## Start Exercise input
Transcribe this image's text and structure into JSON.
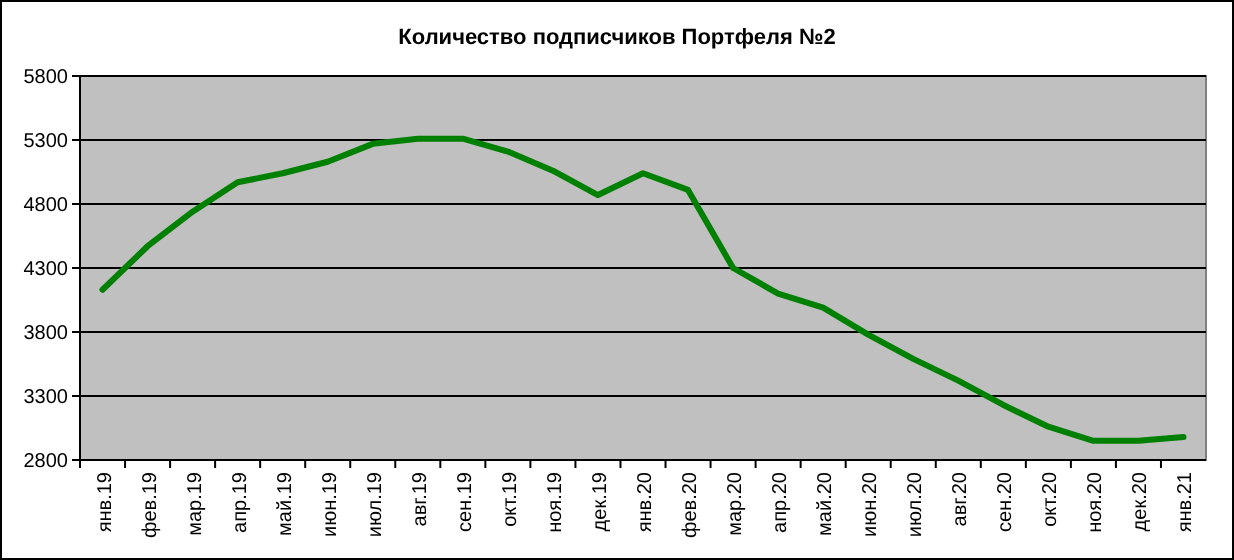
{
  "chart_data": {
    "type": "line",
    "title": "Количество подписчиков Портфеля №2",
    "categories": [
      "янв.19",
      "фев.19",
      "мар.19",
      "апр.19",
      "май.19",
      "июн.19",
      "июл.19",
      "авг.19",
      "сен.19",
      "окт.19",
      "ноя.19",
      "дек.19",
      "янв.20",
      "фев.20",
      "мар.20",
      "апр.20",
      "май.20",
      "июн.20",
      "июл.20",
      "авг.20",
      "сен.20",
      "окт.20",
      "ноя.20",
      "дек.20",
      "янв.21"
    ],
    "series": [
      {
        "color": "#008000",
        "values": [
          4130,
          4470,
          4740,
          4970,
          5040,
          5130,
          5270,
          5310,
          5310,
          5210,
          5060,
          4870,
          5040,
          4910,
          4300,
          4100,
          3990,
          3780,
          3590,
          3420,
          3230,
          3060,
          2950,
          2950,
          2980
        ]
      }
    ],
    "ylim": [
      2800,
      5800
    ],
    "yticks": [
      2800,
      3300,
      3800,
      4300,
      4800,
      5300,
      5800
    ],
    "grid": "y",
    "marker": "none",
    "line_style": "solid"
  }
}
## End Exercise input
## Start Exercise input
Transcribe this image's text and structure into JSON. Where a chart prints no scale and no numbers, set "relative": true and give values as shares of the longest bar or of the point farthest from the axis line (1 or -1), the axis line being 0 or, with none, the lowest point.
## End Exercise input
## Start Exercise input
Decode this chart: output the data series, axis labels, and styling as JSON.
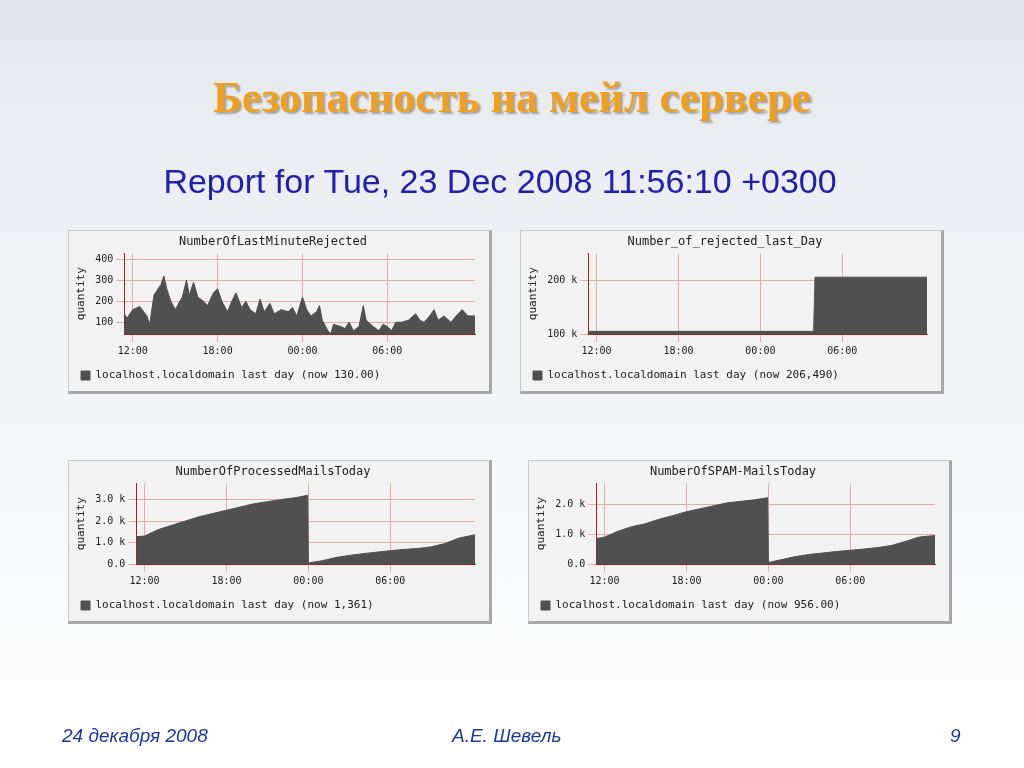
## End Exercise input
Prompt: Look through the entries above and report each line where the string "axis" occurs.

Written solution:
Transcribe this image's text and structure into JSON. Where a chart prints no scale and no numbers, set "relative": true and give values as shares of the longest bar or of the point farthest from the axis line (1 or -1), the axis line being 0 or, with none, the lowest point.
Decode this chart: output the data series, axis labels, and styling as JSON.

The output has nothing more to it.